***** PROVIDED MATERIAL

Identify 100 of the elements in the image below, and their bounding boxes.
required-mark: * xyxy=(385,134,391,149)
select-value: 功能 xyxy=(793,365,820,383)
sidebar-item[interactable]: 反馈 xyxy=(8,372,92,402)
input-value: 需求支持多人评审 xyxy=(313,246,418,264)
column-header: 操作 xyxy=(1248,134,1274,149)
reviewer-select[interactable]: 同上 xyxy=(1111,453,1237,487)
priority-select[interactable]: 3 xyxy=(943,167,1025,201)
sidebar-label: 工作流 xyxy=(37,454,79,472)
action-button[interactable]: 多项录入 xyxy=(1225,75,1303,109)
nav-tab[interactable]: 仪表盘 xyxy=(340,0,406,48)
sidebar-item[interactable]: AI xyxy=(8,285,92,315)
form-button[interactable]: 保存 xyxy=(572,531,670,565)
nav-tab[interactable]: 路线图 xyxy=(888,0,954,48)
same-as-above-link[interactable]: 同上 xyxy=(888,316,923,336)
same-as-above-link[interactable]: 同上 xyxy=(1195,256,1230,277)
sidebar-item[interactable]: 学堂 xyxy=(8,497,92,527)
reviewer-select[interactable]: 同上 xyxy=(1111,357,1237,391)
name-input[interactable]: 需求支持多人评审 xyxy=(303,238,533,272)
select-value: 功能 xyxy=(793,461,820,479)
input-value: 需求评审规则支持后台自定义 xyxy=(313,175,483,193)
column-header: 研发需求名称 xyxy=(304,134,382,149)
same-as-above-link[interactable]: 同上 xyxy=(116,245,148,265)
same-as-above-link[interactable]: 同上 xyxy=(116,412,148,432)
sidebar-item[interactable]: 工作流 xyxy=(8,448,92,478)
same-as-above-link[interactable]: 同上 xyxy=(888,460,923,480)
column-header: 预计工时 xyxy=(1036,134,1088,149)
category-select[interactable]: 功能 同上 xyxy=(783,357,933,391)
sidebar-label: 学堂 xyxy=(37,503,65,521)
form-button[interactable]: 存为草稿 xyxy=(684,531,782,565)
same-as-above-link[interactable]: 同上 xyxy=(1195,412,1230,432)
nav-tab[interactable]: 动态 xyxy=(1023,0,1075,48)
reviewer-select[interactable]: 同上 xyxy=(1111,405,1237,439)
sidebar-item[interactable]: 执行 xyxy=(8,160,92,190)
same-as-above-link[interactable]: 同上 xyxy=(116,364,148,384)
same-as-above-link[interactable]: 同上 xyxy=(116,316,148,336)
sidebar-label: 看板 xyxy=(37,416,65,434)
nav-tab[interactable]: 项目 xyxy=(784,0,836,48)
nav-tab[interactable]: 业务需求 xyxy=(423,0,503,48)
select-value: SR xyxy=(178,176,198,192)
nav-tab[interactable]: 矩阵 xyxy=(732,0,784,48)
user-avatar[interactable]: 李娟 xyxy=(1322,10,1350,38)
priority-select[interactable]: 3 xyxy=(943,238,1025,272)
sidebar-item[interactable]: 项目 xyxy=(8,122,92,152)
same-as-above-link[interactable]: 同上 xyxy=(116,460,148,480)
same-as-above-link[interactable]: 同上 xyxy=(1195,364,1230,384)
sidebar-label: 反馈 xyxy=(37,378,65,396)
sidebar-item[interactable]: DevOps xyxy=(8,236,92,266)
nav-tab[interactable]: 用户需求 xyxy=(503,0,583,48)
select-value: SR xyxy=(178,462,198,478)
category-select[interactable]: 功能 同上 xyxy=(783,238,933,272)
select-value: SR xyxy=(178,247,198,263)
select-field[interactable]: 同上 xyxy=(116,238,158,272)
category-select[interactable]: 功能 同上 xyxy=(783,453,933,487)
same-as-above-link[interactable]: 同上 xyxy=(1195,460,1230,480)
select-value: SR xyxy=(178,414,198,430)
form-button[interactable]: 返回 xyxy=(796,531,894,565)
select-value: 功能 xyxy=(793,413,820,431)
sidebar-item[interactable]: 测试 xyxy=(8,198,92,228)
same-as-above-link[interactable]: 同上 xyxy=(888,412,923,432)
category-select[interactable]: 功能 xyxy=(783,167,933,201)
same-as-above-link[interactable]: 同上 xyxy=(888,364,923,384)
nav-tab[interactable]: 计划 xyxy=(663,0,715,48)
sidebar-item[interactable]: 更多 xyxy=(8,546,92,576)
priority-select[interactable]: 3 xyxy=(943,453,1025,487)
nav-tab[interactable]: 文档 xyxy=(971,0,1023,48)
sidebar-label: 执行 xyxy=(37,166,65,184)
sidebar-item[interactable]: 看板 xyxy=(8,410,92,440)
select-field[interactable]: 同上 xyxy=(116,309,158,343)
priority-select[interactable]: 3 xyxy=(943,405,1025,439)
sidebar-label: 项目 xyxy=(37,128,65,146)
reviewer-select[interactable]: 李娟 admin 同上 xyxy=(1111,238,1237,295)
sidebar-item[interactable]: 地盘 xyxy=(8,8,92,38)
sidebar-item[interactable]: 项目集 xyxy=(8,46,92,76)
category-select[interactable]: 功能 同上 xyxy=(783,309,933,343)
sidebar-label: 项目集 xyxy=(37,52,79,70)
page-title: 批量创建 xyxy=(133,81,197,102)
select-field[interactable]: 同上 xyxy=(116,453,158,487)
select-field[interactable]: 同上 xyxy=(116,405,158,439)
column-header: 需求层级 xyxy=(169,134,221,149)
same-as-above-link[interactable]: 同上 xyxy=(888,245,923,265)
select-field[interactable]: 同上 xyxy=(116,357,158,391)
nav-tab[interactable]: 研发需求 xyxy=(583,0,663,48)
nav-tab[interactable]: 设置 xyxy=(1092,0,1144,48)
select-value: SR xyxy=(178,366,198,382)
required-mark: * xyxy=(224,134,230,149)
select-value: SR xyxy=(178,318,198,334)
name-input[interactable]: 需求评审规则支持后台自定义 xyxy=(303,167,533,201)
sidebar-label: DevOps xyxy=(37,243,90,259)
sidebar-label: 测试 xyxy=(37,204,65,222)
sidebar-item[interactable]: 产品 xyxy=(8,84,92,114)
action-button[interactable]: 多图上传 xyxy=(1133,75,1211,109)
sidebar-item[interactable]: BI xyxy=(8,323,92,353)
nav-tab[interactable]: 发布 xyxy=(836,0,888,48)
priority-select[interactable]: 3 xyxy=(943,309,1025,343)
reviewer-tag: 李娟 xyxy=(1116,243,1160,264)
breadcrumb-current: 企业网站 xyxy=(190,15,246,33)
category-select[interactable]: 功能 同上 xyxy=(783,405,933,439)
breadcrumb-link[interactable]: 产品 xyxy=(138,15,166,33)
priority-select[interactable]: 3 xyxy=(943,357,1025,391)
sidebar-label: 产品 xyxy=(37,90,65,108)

**********
***** PROVIDED MATERIAL

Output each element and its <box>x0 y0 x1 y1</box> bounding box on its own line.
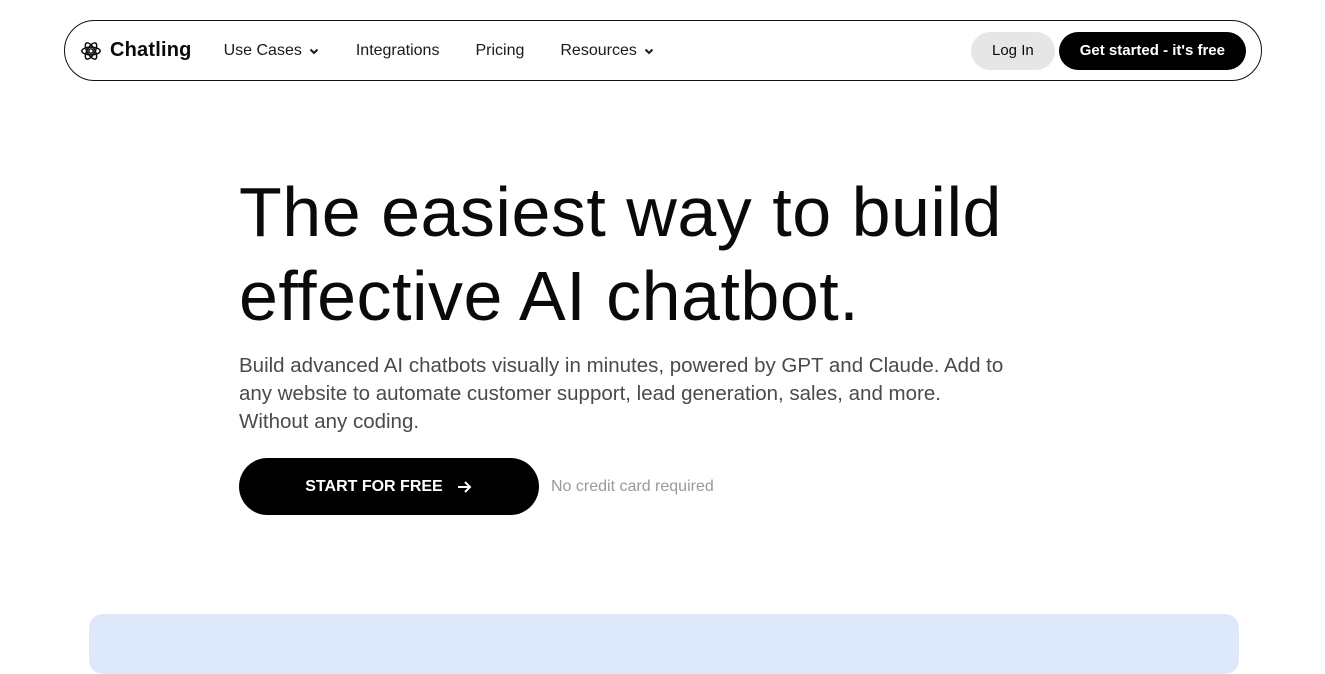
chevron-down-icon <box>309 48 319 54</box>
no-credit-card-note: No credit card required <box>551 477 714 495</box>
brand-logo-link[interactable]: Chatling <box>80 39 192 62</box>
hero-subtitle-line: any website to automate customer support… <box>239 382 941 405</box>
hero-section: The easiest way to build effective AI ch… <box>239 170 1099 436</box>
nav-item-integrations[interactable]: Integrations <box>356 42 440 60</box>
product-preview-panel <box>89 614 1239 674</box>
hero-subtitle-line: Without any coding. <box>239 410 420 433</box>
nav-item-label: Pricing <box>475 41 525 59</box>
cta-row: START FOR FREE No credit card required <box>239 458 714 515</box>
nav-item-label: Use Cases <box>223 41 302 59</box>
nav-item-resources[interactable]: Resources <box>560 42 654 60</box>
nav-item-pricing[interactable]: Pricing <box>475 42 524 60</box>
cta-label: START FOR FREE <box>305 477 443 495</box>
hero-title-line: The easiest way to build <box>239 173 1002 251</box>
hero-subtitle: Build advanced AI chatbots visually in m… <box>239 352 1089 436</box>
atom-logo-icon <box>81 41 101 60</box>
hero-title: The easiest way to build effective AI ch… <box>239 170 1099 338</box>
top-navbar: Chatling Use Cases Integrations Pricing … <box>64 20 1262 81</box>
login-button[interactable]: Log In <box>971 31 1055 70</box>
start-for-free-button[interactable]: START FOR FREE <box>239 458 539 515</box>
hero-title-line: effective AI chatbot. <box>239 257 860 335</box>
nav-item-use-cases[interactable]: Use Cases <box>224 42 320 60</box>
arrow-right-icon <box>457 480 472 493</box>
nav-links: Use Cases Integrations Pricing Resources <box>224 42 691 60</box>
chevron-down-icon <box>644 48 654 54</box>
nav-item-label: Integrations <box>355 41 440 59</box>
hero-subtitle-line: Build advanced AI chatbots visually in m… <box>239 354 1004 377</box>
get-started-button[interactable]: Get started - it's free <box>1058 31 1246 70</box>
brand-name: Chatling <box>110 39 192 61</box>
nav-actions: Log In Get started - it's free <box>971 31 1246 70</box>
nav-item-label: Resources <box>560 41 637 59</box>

**********

**TASK TO CARRY OUT**
Rewrite the lines of the records as a numbered list, starting with the line containing "Identify 100 of" and going on through the line containing "nav-tab[interactable]: 动态 xyxy=(1023,0,1075,48)", with both of those lines included and any blank lines left out.

**TASK RESULT**
1. Identify 100 of the elements in the image below, and their bounding boxes.
2. required-mark: * xyxy=(385,134,391,149)
3. select-value: 功能 xyxy=(793,365,820,383)
4. sidebar-item[interactable]: 反馈 xyxy=(8,372,92,402)
5. input-value: 需求支持多人评审 xyxy=(313,246,418,264)
6. column-header: 操作 xyxy=(1248,134,1274,149)
7. reviewer-select[interactable]: 同上 xyxy=(1111,453,1237,487)
8. priority-select[interactable]: 3 xyxy=(943,167,1025,201)
9. sidebar-label: 工作流 xyxy=(37,454,79,472)
10. action-button[interactable]: 多项录入 xyxy=(1225,75,1303,109)
11. nav-tab[interactable]: 仪表盘 xyxy=(340,0,406,48)
12. sidebar-item[interactable]: AI xyxy=(8,285,92,315)
13. form-button[interactable]: 保存 xyxy=(572,531,670,565)
14. nav-tab[interactable]: 路线图 xyxy=(888,0,954,48)
15. same-as-above-link[interactable]: 同上 xyxy=(888,316,923,336)
16. same-as-above-link[interactable]: 同上 xyxy=(1195,256,1230,277)
17. sidebar-item[interactable]: 学堂 xyxy=(8,497,92,527)
18. reviewer-select[interactable]: 同上 xyxy=(1111,357,1237,391)
19. name-input[interactable]: 需求支持多人评审 xyxy=(303,238,533,272)
20. select-value: 功能 xyxy=(793,461,820,479)
21. input-value: 需求评审规则支持后台自定义 xyxy=(313,175,483,193)
22. column-header: 研发需求名称 xyxy=(304,134,382,149)
23. same-as-above-link[interactable]: 同上 xyxy=(116,245,148,265)
24. same-as-above-link[interactable]: 同上 xyxy=(116,412,148,432)
25. sidebar-item[interactable]: 工作流 xyxy=(8,448,92,478)
26. same-as-above-link[interactable]: 同上 xyxy=(888,460,923,480)
27. column-header: 预计工时 xyxy=(1036,134,1088,149)
28. category-select[interactable]: 功能 同上 xyxy=(783,357,933,391)
29. sidebar-label: 学堂 xyxy=(37,503,65,521)
30. form-button[interactable]: 存为草稿 xyxy=(684,531,782,565)
31. same-as-above-link[interactable]: 同上 xyxy=(1195,412,1230,432)
32. nav-tab[interactable]: 动态 xyxy=(1023,0,1075,48)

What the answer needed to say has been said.